THE EXERCISE: Transcribe every entry word for word. Skip the pictures.

INPUT RECORDS:
---------------
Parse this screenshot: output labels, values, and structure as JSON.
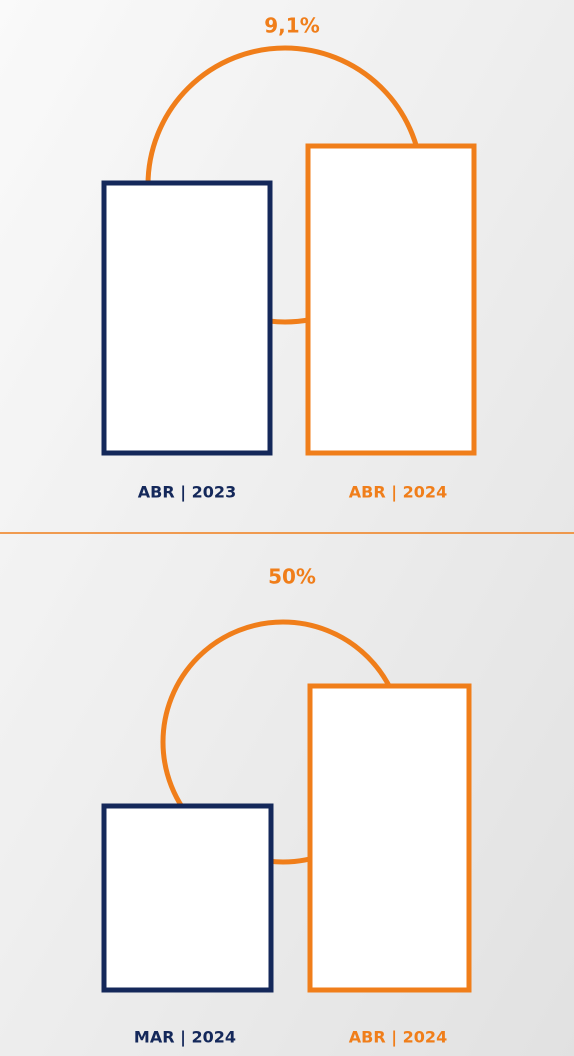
{
  "panels": [
    {
      "change": "9,1%",
      "labels": [
        "ABR | 2023",
        "ABR | 2024"
      ]
    },
    {
      "change": "50%",
      "labels": [
        "MAR | 2024",
        "ABR | 2024"
      ]
    }
  ]
}
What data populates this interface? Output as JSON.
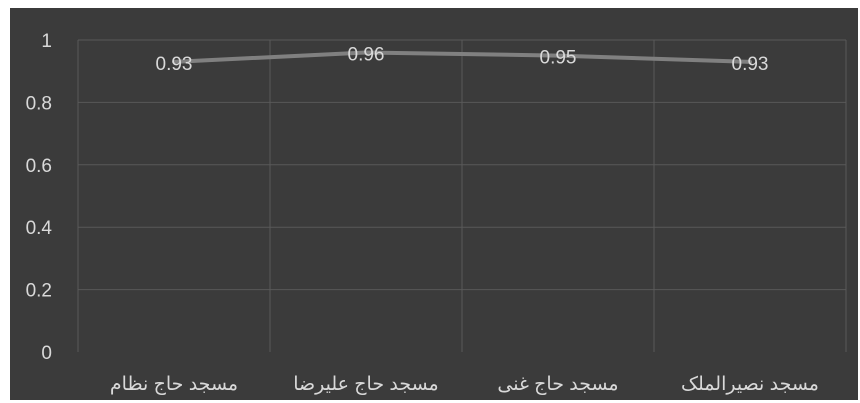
{
  "chart_data": {
    "type": "line",
    "categories": [
      "مسجد حاج نظام",
      "مسجد حاج علیرضا",
      "مسجد حاج غنی",
      "مسجد نصیرالملک"
    ],
    "series": [
      {
        "values": [
          0.93,
          0.96,
          0.95,
          0.93
        ],
        "data_labels": [
          "0.93",
          "0.96",
          "0.95",
          "0.93"
        ]
      }
    ],
    "title": "",
    "xlabel": "",
    "ylabel": "",
    "ylim": [
      0,
      1
    ],
    "y_ticks": [
      0,
      0.2,
      0.4,
      0.6,
      0.8,
      1
    ],
    "y_tick_labels": [
      "0",
      "0.2",
      "0.4",
      "0.6",
      "0.8",
      "1"
    ],
    "grid": true,
    "legend": "none"
  },
  "colors": {
    "plot_background": "#3b3b3b",
    "frame_background": "#ffffff",
    "gridline": "#595959",
    "series_line": "#808080",
    "text": "#d9d9d9"
  }
}
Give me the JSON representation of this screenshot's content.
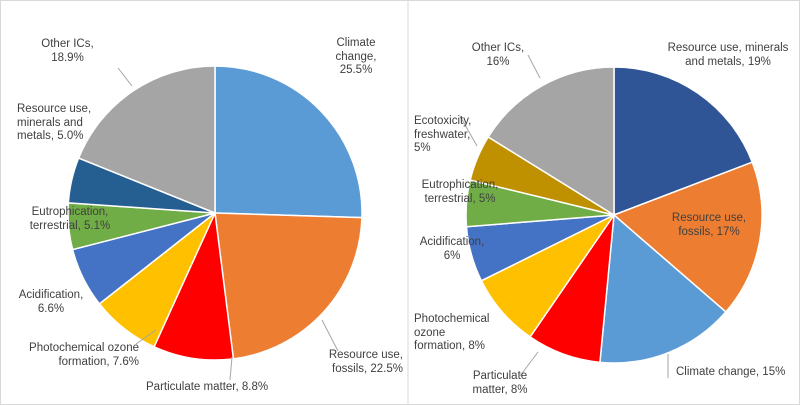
---------------
SOLUTION:
Parse this screenshot: output labels, values, and structure as JSON.
{
  "panels": [
    {
      "change": "9,1%",
      "labels": [
        "ABR | 2023",
        "ABR | 2024"
      ]
    },
    {
      "change": "50%",
      "labels": [
        "MAR | 2024",
        "ABR | 2024"
      ]
    }
  ]
}
What data populates this interface? Output as JSON.
{
  "chart_data": {
    "type": "line",
    "categories": [
      "مسجد حاج نظام",
      "مسجد حاج علیرضا",
      "مسجد حاج غنی",
      "مسجد نصیرالملک"
    ],
    "series": [
      {
        "values": [
          0.93,
          0.96,
          0.95,
          0.93
        ],
        "data_labels": [
          "0.93",
          "0.96",
          "0.95",
          "0.93"
        ]
      }
    ],
    "title": "",
    "xlabel": "",
    "ylabel": "",
    "ylim": [
      0,
      1
    ],
    "y_ticks": [
      0,
      0.2,
      0.4,
      0.6,
      0.8,
      1
    ],
    "y_tick_labels": [
      "0",
      "0.2",
      "0.4",
      "0.6",
      "0.8",
      "1"
    ],
    "grid": true,
    "legend": "none"
  },
  "colors": {
    "plot_background": "#3b3b3b",
    "frame_background": "#ffffff",
    "gridline": "#595959",
    "series_line": "#808080",
    "text": "#d9d9d9"
  }
}
Give me the JSON representation of this screenshot's content.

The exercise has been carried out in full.